Work required: Copy out all the lines in the records that include the word "color".

Working data:
start

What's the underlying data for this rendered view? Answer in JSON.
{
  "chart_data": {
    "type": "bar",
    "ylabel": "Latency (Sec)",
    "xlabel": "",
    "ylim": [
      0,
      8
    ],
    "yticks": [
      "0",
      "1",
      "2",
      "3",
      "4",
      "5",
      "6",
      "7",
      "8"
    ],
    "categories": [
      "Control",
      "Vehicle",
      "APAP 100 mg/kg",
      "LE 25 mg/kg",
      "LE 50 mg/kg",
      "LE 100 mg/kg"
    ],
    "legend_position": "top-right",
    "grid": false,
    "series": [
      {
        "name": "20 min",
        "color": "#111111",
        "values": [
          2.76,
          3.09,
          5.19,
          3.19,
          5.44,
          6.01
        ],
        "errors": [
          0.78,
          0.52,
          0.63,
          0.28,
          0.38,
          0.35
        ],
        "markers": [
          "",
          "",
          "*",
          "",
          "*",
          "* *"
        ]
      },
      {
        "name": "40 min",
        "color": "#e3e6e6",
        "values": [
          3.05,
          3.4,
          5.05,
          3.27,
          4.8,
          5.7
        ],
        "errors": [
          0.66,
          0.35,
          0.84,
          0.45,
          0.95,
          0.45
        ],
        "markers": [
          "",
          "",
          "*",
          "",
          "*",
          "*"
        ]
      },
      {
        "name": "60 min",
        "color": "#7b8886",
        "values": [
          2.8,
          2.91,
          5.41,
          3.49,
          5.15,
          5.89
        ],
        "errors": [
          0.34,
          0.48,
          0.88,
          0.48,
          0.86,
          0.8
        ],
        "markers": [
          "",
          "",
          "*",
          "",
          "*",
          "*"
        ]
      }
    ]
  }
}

end

Full solution:
        "color": "#111111",
        "color": "#e3e6e6",
        "color": "#7b8886",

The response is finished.